Extracted records:
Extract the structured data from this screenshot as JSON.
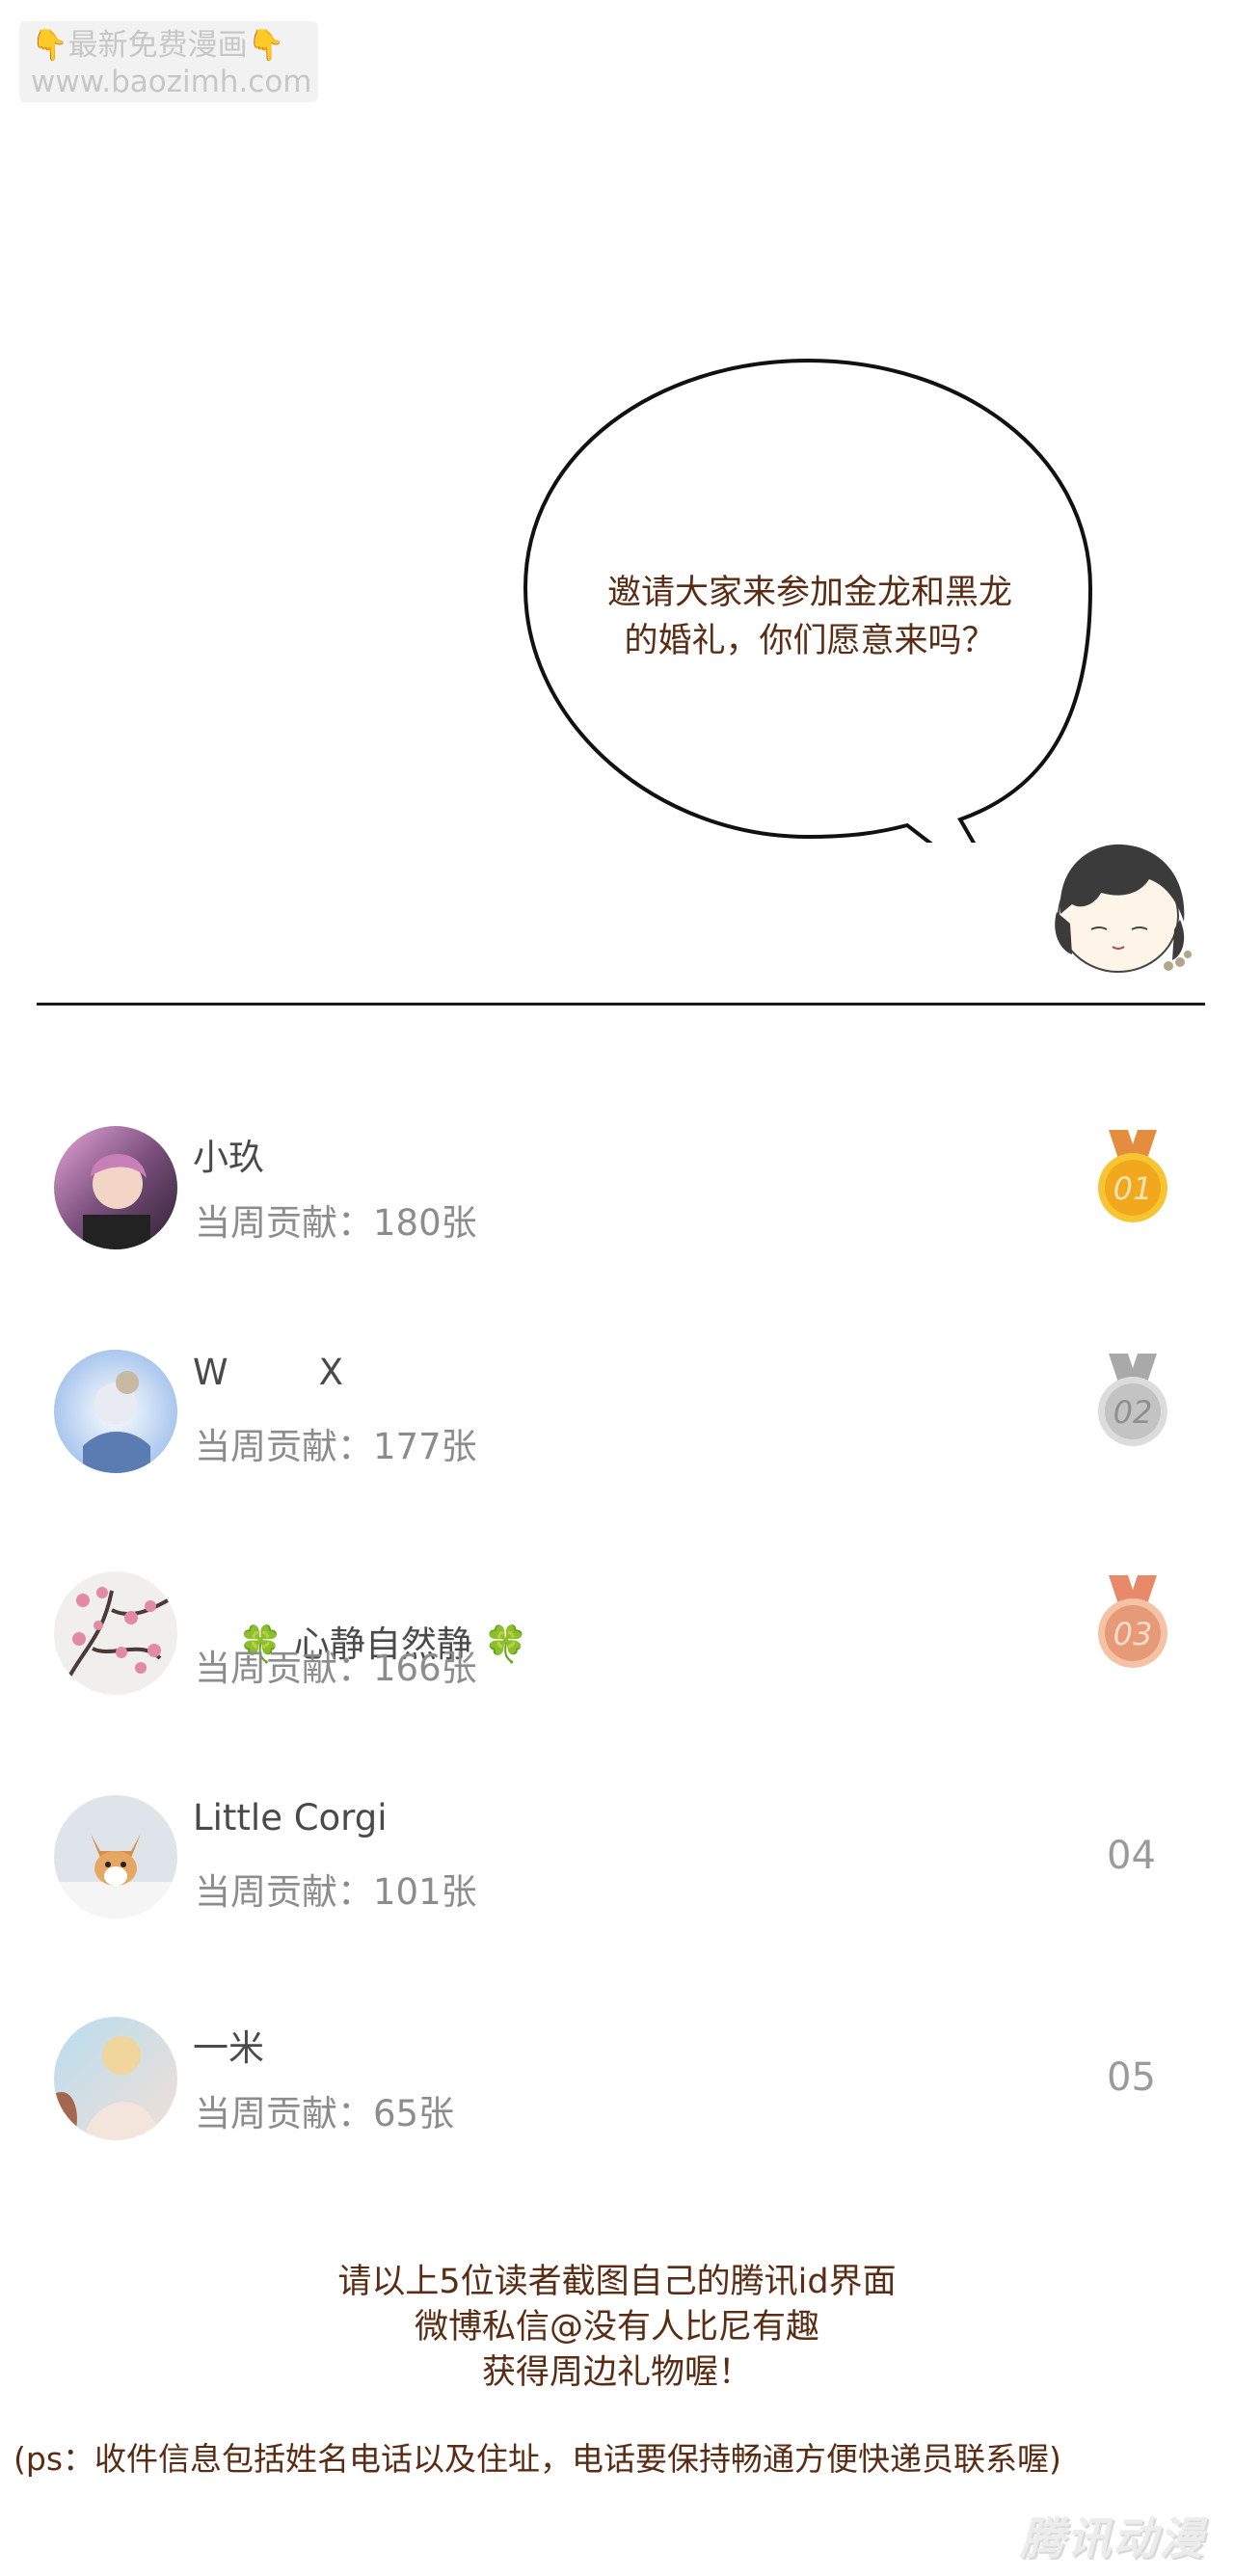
{
  "watermark": {
    "line1": "最新免费漫画",
    "line2": "www.baozimh.com",
    "hand_icon": "pointing-down-hand-icon"
  },
  "speech": {
    "line1": "邀请大家来参加金龙和黑龙",
    "line2": "的婚礼，你们愿意来吗？"
  },
  "ranking": {
    "contrib_prefix": "当周贡献：",
    "items": [
      {
        "name": "小玖",
        "contribution": "当周贡献：180张",
        "rank": "01",
        "medal": "gold"
      },
      {
        "name": "W        X",
        "contribution": "当周贡献：177张",
        "rank": "02",
        "medal": "silver"
      },
      {
        "name": "心静自然静",
        "contribution": "当周贡献：166张",
        "rank": "03",
        "medal": "bronze"
      },
      {
        "name": "Little Corgi",
        "contribution": "当周贡献：101张",
        "rank": "04",
        "medal": ""
      },
      {
        "name": "一米",
        "contribution": "当周贡献：65张",
        "rank": "05",
        "medal": ""
      }
    ]
  },
  "notice": {
    "line1": "请以上5位读者截图自己的腾讯id界面",
    "line2": "微博私信@没有人比尼有趣",
    "line3": "获得周边礼物喔！",
    "ps": "(ps：收件信息包括姓名电话以及住址，电话要保持畅通方便快递员联系喔)"
  },
  "logo": {
    "text": "腾讯动漫"
  },
  "colors": {
    "text_brown": "#5a2c14",
    "gold": "#f2a81d",
    "silver": "#b5b5b5",
    "bronze": "#e79a78"
  }
}
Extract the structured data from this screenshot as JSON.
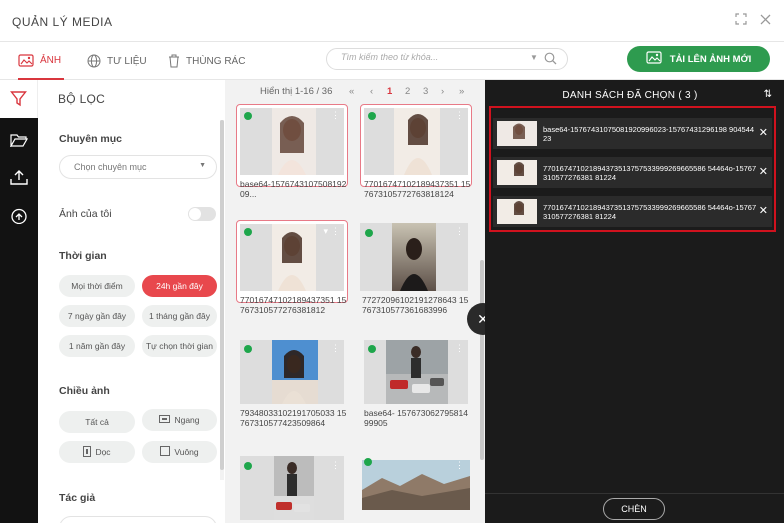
{
  "window": {
    "title": "QUẢN LÝ MEDIA"
  },
  "tabs": [
    {
      "label": "ẢNH",
      "icon": "image-icon",
      "active": true
    },
    {
      "label": "TƯ LIỆU",
      "icon": "globe-icon",
      "active": false
    },
    {
      "label": "THÙNG RÁC",
      "icon": "trash-icon",
      "active": false
    }
  ],
  "search": {
    "placeholder": "Tìm kiếm theo từ khóa..."
  },
  "upload_button": {
    "label": "TẢI LÊN ẢNH MỚI",
    "color": "#2e9b4f"
  },
  "filter": {
    "title": "BỘ LỌC",
    "category_label": "Chuyên mục",
    "category_placeholder": "Chọn chuyên mục",
    "my_images_label": "Ảnh của tôi",
    "time_label": "Thời gian",
    "time_options": [
      "Mọi thời điểm",
      "24h gần đây",
      "7 ngày gần đây",
      "1 tháng gần đây",
      "1 năm gần đây",
      "Tự chọn thời gian"
    ],
    "time_selected": "24h gần đây",
    "orientation_label": "Chiều ảnh",
    "orientation_options": [
      "Tất cả",
      "Ngang",
      "Dọc",
      "Vuông"
    ],
    "author_label": "Tác giả"
  },
  "pagination": {
    "summary": "Hiển thị 1-16 / 36",
    "pages": [
      "1",
      "2",
      "3"
    ],
    "current": "1"
  },
  "media": [
    {
      "name": "base64-157674310750819209...",
      "selected": true
    },
    {
      "name": "77016747102189437351 157673105772763818124",
      "selected": true
    },
    {
      "name": "77016747102189437351 15767310577276381812",
      "selected": true
    },
    {
      "name": "77272096102191278643 15767310577361683996",
      "selected": false
    },
    {
      "name": "79348033102191705033 15767310577423509864",
      "selected": false
    },
    {
      "name": "base64- 15767306279581499905",
      "selected": false
    },
    {
      "name": "",
      "selected": false
    },
    {
      "name": "",
      "selected": false
    }
  ],
  "selected_panel": {
    "title": "DANH SÁCH ĐÃ CHỌN ( 3 )",
    "items": [
      "base64-15767431075081920996023-15767431296198 90454423",
      "770167471021894373513757533999269665586 54464o-15767310577276381 81224",
      "770167471021894373513757533999269665586 54464o-15767310577276381 81224"
    ],
    "insert_label": "CHÈN",
    "highlight_color": "#d0121e"
  },
  "colors": {
    "accent": "#d9363e",
    "chip_active": "#e8484d",
    "status_dot": "#1ea64b"
  }
}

▶ **WRITTEN REQUEST**
State the number of lines that contain the string "icon", with no other words.

▶ **TASK ANSWER**
4